* **Description of the task**
From the entries below, copy every line that holds the word "void".

* **Exercise inputs**

┌────────

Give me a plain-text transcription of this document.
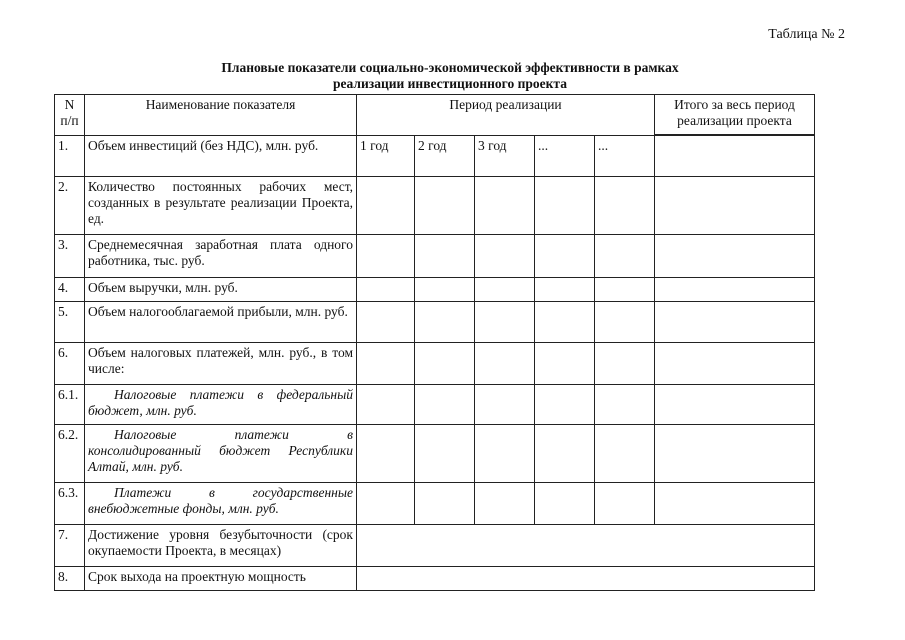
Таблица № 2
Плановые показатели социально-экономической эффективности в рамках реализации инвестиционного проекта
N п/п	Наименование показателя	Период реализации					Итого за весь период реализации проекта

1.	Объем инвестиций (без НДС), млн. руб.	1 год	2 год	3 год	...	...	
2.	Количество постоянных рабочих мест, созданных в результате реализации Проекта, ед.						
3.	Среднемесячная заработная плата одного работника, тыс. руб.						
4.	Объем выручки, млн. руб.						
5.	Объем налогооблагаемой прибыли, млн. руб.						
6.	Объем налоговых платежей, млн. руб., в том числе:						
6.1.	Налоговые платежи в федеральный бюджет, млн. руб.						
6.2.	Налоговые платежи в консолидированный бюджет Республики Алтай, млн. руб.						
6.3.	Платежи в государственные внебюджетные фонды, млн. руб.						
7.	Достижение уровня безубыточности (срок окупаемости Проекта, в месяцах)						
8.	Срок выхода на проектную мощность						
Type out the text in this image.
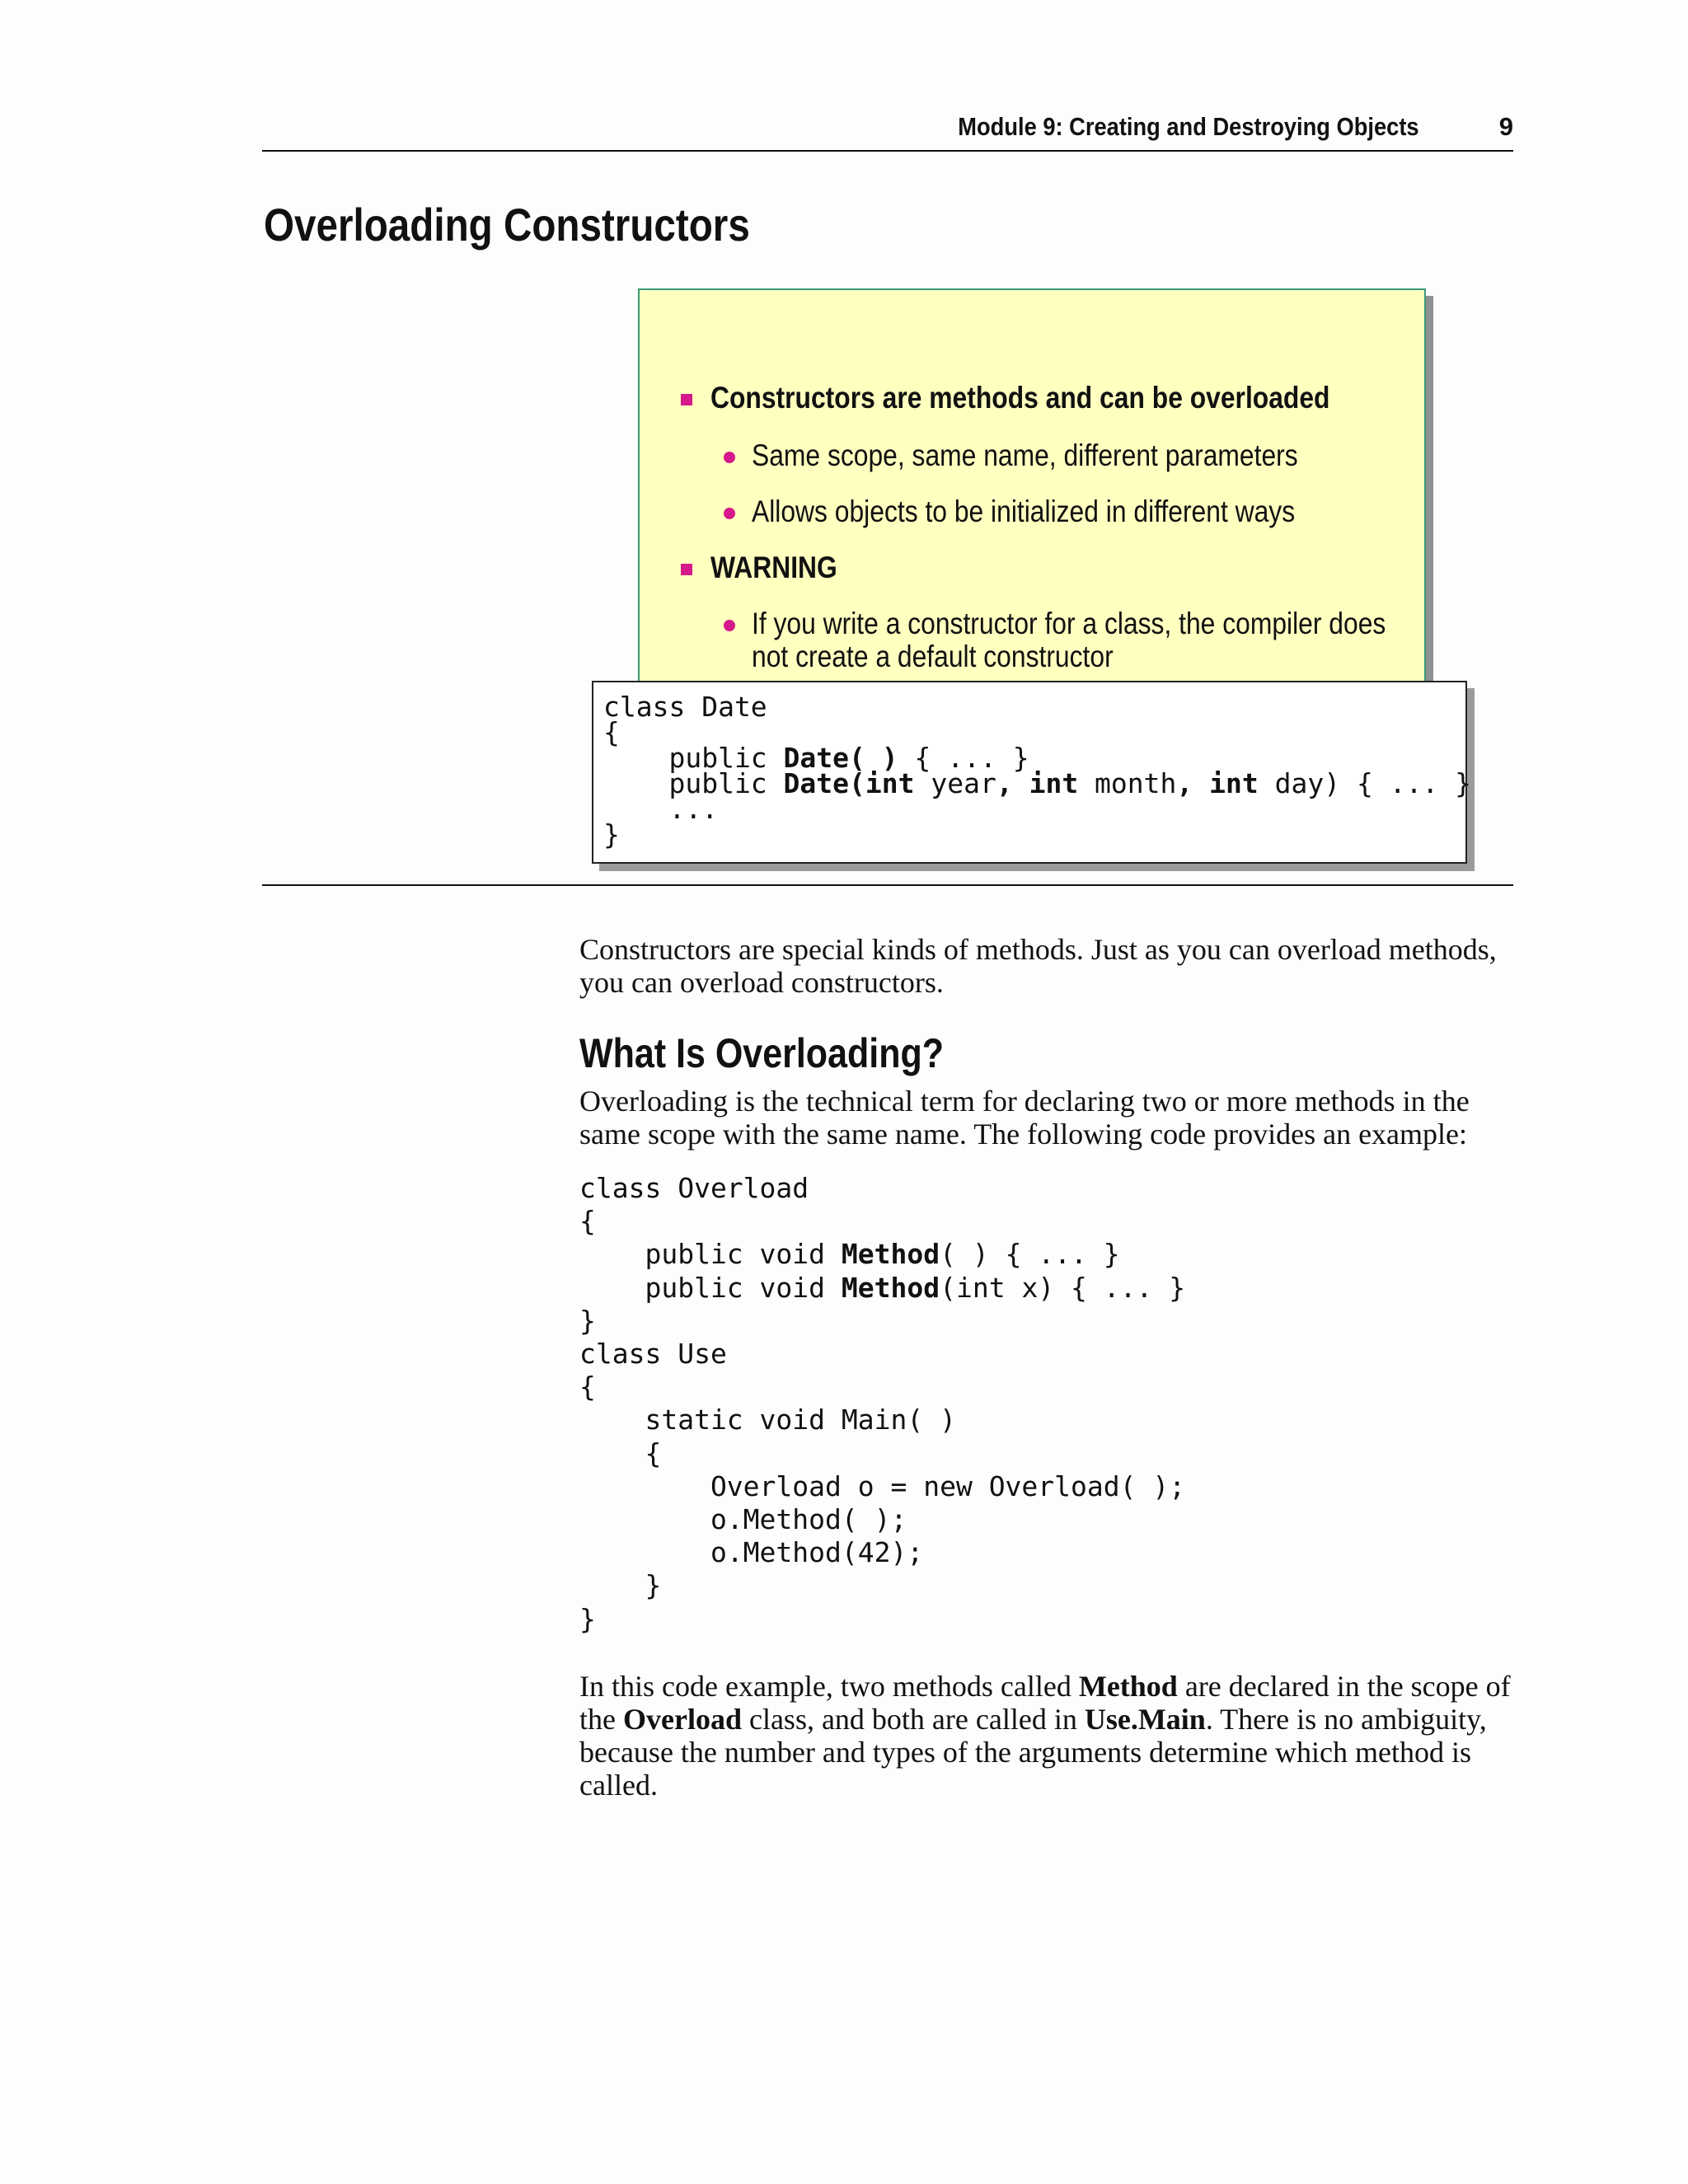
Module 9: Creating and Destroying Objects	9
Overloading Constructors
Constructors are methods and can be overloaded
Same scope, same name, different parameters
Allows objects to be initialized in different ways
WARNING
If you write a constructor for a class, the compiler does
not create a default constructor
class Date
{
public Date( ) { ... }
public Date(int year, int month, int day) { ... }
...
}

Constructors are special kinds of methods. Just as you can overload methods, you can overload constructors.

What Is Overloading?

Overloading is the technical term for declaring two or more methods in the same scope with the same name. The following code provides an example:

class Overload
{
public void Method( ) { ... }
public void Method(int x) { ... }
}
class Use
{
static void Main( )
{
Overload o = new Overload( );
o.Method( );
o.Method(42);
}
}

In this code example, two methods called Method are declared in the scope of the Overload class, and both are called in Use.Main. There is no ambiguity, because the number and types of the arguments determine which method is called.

└────────

* **Full output**
public void Method( ) { ... }
public void Method(int x) { ... }
static void Main( )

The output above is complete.